In the lines below, how many hold the word "icon"? Answer only with the number.

#### [Extracted information]
====

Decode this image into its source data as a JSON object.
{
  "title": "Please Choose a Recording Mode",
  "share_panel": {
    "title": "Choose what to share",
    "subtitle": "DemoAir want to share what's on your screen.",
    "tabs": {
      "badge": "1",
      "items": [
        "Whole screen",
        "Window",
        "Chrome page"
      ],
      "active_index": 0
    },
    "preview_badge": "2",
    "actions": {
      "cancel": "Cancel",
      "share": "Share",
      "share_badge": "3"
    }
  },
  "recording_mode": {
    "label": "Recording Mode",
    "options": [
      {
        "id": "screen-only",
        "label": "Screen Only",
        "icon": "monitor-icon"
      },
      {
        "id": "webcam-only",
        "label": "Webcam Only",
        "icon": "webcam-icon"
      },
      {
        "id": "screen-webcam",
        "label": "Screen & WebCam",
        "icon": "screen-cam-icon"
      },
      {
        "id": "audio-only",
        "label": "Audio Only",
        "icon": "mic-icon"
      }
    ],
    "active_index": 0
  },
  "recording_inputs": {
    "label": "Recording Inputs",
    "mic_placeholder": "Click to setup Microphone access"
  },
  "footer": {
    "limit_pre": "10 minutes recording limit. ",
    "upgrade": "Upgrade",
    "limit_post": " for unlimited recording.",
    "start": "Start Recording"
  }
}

====

#### [Response to the task]
4